§ **What you need to do**:
Would you extract the whole listing below and retype it exactly?
######
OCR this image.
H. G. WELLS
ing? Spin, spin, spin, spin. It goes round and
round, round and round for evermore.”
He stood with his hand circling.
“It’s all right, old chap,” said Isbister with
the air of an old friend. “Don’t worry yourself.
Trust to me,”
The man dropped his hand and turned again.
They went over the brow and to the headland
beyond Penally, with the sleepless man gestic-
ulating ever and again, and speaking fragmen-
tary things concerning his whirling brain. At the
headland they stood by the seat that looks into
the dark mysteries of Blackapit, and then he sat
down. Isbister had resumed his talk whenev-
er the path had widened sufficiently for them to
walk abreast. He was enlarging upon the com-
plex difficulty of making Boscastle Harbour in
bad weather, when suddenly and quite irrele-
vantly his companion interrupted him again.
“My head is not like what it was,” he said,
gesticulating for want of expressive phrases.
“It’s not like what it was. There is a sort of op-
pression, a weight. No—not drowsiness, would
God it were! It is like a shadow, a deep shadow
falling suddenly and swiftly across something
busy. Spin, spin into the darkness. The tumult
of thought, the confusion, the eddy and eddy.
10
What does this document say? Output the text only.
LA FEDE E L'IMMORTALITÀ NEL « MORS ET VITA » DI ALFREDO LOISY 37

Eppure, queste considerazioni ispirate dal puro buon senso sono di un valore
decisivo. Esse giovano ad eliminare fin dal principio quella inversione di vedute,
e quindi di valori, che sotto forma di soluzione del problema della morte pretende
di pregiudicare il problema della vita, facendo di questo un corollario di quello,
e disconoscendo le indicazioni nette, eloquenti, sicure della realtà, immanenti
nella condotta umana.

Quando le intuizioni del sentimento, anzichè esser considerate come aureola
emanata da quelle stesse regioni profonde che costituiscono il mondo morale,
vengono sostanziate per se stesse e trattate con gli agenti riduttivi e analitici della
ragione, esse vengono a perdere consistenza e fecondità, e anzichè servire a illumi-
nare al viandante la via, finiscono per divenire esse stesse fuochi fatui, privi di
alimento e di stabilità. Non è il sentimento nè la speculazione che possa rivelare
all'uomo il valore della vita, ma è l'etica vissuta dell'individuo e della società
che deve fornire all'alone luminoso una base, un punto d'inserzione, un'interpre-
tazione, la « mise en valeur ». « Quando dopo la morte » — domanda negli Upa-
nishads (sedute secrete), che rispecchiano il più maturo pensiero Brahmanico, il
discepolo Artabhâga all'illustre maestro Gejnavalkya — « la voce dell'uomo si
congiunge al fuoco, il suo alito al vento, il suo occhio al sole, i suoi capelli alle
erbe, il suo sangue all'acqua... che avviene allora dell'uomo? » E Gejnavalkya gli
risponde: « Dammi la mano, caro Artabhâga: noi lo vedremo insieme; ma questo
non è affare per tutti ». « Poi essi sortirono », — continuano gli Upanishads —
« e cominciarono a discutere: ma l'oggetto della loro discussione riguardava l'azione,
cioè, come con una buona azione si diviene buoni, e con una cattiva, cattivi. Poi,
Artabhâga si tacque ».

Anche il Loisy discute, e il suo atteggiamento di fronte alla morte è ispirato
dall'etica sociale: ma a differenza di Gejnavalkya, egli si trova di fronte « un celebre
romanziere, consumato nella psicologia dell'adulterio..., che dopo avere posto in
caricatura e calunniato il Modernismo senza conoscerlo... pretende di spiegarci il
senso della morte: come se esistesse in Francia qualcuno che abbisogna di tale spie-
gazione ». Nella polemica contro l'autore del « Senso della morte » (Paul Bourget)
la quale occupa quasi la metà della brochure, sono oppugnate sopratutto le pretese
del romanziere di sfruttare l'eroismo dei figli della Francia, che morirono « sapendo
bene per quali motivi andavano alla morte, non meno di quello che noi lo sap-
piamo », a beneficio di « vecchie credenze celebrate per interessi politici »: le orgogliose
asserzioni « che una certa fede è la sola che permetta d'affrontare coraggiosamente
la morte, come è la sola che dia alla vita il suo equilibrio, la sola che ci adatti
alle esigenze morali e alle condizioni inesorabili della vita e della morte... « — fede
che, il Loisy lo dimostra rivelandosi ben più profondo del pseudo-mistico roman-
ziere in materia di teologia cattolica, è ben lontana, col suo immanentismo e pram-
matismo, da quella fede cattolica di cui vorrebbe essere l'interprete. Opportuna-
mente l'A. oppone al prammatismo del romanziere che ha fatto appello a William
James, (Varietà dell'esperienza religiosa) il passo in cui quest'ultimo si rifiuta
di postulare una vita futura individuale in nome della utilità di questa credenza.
######
§ **Full response**:
OCR this image.
H. G. WELLS
ing? Spin, spin, spin, spin. It goes round and
round, round and round for evermore.”
He stood with his hand circling.
“It’s all right, old chap,” said Isbister with
the air of an old friend. “Don’t worry yourself.
Trust to me,”
The man dropped his hand and turned again.
They went over the brow and to the headland
beyond Penally, with the sleepless man gestic-
ulating ever and again, and speaking fragmen-
tary things concerning his whirling brain. At the
headland they stood by the seat that looks into
the dark mysteries of Blackapit, and then he sat
down. Isbister had resumed his talk whenev-
er the path had widened sufficiently for them to
walk abreast. He was enlarging upon the com-
plex difficulty of making Boscastle Harbour in
bad weather, when suddenly and quite irrele-
vantly his companion interrupted him again.
“My head is not like what it was,” he said,
gesticulating for want of expressive phrases.
“It’s not like what it was. There is a sort of op-
pression, a weight. No—not drowsiness, would
God it were! It is like a shadow, a deep shadow
falling suddenly and swiftly across something
busy. Spin, spin into the darkness. The tumult
of thought, the confusion, the eddy and eddy.
10
What does this document say? Output the text only.
LA FEDE E L'IMMORTALITÀ NEL « MORS ET VITA » DI ALFREDO LOISY 37

Eppure, queste considerazioni ispirate dal puro buon senso sono di un valore
decisivo. Esse giovano ad eliminare fin dal principio quella inversione di vedute,
e quindi di valori, che sotto forma di soluzione del problema della morte pretende
di pregiudicare il problema della vita, facendo di questo un corollario di quello,
e disconoscendo le indicazioni nette, eloquenti, sicure della realtà, immanenti
nella condotta umana.

Quando le intuizioni del sentimento, anzichè esser considerate come aureola
emanata da quelle stesse regioni profonde che costituiscono il mondo morale,
vengono sostanziate per se stesse e trattate con gli agenti riduttivi e analitici della
ragione, esse vengono a perdere consistenza e fecondità, e anzichè servire a illumi-
nare al viandante la via, finiscono per divenire esse stesse fuochi fatui, privi di
alimento e di stabilità. Non è il sentimento nè la speculazione che possa rivelare
all'uomo il valore della vita, ma è l'etica vissuta dell'individuo e della società
che deve fornire all'alone luminoso una base, un punto d'inserzione, un'interpre-
tazione, la « mise en valeur ». « Quando dopo la morte » — domanda negli Upa-
nishads (sedute secrete), che rispecchiano il più maturo pensiero Brahmanico, il
discepolo Artabhâga all'illustre maestro Gejnavalkya — « la voce dell'uomo si
congiunge al fuoco, il suo alito al vento, il suo occhio al sole, i suoi capelli alle
erbe, il suo sangue all'acqua... che avviene allora dell'uomo? » E Gejnavalkya gli
risponde: « Dammi la mano, caro Artabhâga: noi lo vedremo insieme; ma questo
non è affare per tutti ». « Poi essi sortirono », — continuano gli Upanishads —
« e cominciarono a discutere: ma l'oggetto della loro discussione riguardava l'azione,
cioè, come con una buona azione si diviene buoni, e con una cattiva, cattivi. Poi,
Artabhâga si tacque ».

Anche il Loisy discute, e il suo atteggiamento di fronte alla morte è ispirato
dall'etica sociale: ma a differenza di Gejnavalkya, egli si trova di fronte « un celebre
romanziere, consumato nella psicologia dell'adulterio..., che dopo avere posto in
caricatura e calunniato il Modernismo senza conoscerlo... pretende di spiegarci il
senso della morte: come se esistesse in Francia qualcuno che abbisogna di tale spie-
gazione ». Nella polemica contro l'autore del « Senso della morte » (Paul Bourget)
la quale occupa quasi la metà della brochure, sono oppugnate sopratutto le pretese
del romanziere di sfruttare l'eroismo dei figli della Francia, che morirono « sapendo
bene per quali motivi andavano alla morte, non meno di quello che noi lo sap-
piamo », a beneficio di « vecchie credenze celebrate per interessi politici »: le orgogliose
asserzioni « che una certa fede è la sola che permetta d'affrontare coraggiosamente
la morte, come è la sola che dia alla vita il suo equilibrio, la sola che ci adatti
alle esigenze morali e alle condizioni inesorabili della vita e della morte... « — fede
che, il Loisy lo dimostra rivelandosi ben più profondo del pseudo-mistico roman-
ziere in materia di teologia cattolica, è ben lontana, col suo immanentismo e pram-
matismo, da quella fede cattolica di cui vorrebbe essere l'interprete. Opportuna-
mente l'A. oppone al prammatismo del romanziere che ha fatto appello a William
James, (Varietà dell'esperienza religiosa) il passo in cui quest'ultimo si rifiuta
di postulare una vita futura individuale in nome della utilità di questa credenza.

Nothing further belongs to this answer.